Data START

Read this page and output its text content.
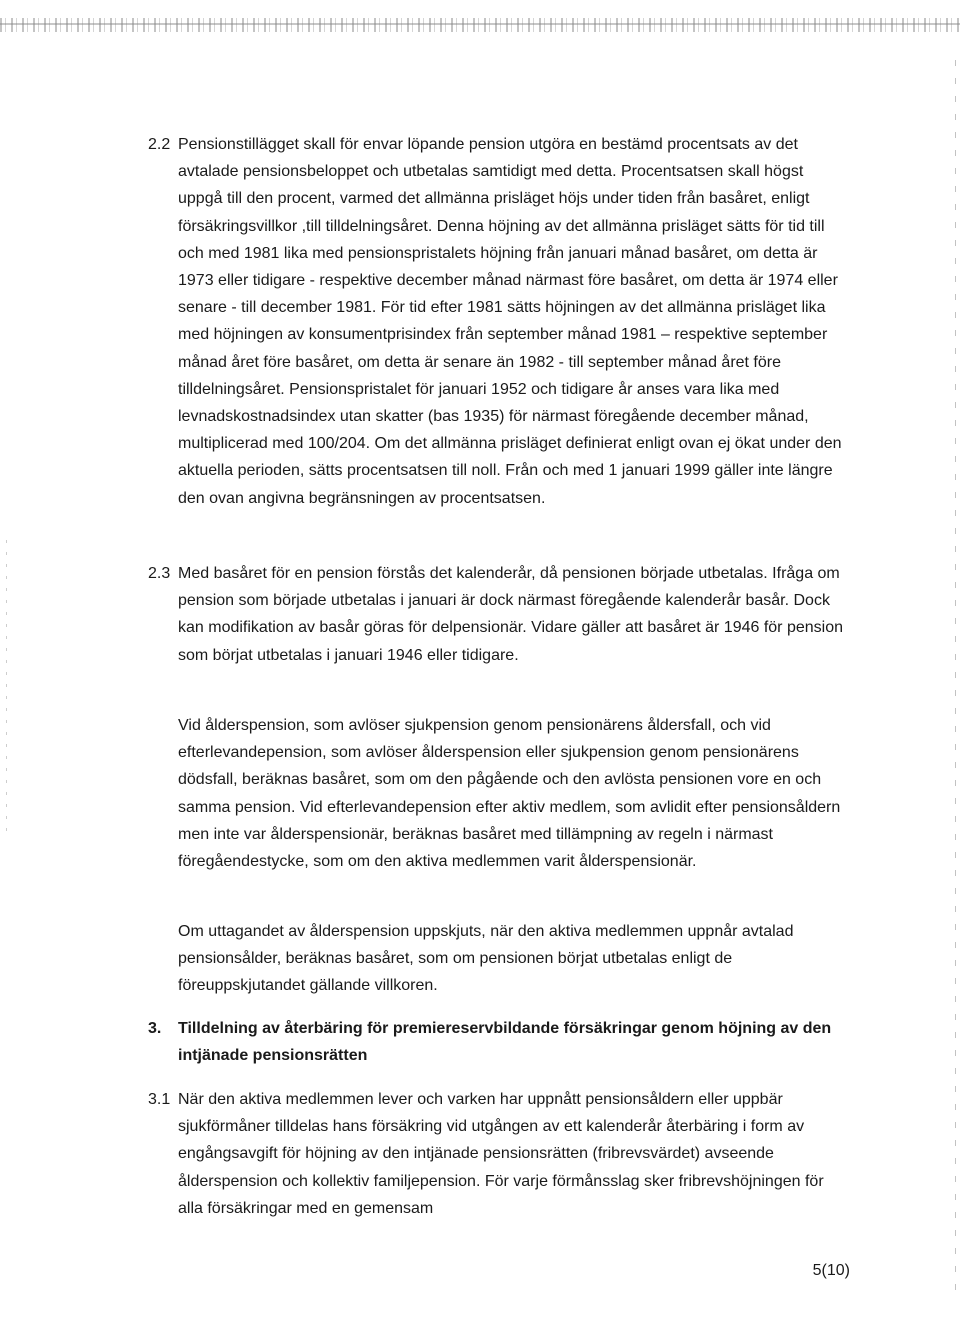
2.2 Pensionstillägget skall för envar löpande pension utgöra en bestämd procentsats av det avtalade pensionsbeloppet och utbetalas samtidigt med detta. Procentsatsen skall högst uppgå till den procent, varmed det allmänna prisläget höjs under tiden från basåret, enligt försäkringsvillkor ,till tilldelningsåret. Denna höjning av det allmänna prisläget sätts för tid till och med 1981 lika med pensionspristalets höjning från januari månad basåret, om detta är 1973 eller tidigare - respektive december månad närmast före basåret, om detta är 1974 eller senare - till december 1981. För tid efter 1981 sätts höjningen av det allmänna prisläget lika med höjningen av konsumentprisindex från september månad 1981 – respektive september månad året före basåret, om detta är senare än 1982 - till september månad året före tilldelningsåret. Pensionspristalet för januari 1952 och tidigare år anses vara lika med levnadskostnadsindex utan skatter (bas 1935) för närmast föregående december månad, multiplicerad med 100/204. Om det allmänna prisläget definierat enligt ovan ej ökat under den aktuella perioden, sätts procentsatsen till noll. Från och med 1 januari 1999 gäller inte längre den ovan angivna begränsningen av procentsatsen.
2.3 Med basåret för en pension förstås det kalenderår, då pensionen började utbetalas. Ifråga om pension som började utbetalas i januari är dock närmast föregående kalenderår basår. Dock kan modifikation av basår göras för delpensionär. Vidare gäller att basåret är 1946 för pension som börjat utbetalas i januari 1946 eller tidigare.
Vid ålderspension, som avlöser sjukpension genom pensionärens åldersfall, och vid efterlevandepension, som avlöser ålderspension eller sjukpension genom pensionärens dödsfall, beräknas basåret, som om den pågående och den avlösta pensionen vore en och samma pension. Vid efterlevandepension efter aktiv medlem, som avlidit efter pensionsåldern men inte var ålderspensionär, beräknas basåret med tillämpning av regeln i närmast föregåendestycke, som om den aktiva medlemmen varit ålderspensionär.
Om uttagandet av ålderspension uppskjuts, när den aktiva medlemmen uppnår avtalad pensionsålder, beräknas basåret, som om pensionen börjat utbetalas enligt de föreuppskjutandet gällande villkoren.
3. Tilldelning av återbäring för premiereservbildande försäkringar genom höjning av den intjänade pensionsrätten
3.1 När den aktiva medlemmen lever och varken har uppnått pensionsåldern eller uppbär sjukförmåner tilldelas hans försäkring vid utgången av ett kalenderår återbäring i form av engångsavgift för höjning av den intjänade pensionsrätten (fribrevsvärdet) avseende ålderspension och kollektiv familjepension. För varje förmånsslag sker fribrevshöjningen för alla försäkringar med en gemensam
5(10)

Data END
Data START

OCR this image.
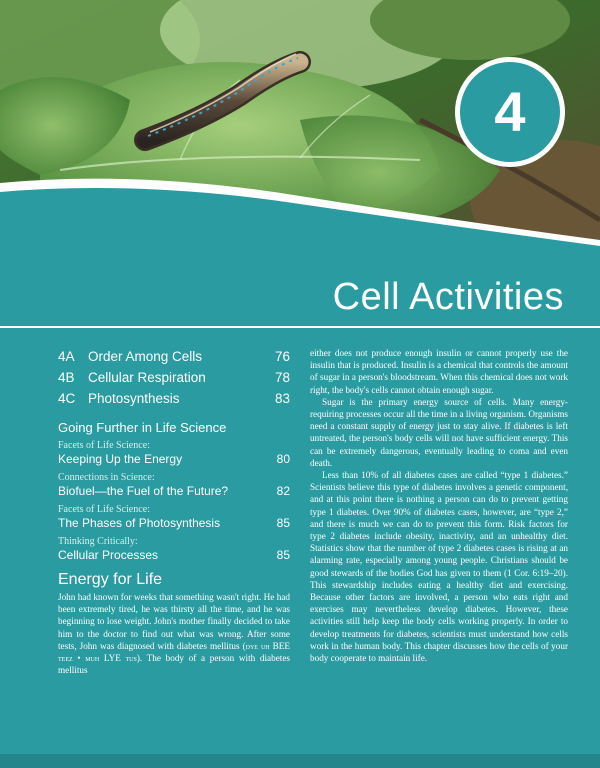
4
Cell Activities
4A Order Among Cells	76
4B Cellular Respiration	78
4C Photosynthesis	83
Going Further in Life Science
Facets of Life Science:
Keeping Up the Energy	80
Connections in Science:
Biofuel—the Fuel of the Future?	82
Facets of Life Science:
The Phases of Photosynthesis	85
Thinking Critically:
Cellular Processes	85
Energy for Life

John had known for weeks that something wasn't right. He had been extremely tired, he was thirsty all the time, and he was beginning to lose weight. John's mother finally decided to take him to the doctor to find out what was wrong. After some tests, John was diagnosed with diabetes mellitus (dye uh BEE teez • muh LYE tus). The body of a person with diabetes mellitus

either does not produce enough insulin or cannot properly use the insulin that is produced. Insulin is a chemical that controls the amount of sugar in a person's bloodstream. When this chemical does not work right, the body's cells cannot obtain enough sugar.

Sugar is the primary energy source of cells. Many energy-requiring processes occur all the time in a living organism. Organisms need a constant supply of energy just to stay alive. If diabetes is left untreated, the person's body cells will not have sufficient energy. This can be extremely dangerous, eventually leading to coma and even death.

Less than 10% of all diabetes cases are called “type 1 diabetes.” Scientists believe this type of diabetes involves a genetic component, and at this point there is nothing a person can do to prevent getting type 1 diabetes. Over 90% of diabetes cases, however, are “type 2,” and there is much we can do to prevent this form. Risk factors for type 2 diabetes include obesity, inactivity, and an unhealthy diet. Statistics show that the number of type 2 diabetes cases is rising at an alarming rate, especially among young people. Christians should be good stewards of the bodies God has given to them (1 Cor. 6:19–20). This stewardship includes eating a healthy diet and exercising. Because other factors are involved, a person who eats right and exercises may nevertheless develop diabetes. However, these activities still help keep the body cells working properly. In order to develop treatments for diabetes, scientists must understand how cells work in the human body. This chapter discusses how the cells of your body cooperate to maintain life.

Data END

◆ **What needs to be done**: Looking at the data above, how many lines hold the string "extremely"? Reply with only the number.

◆ **Answer box**: 2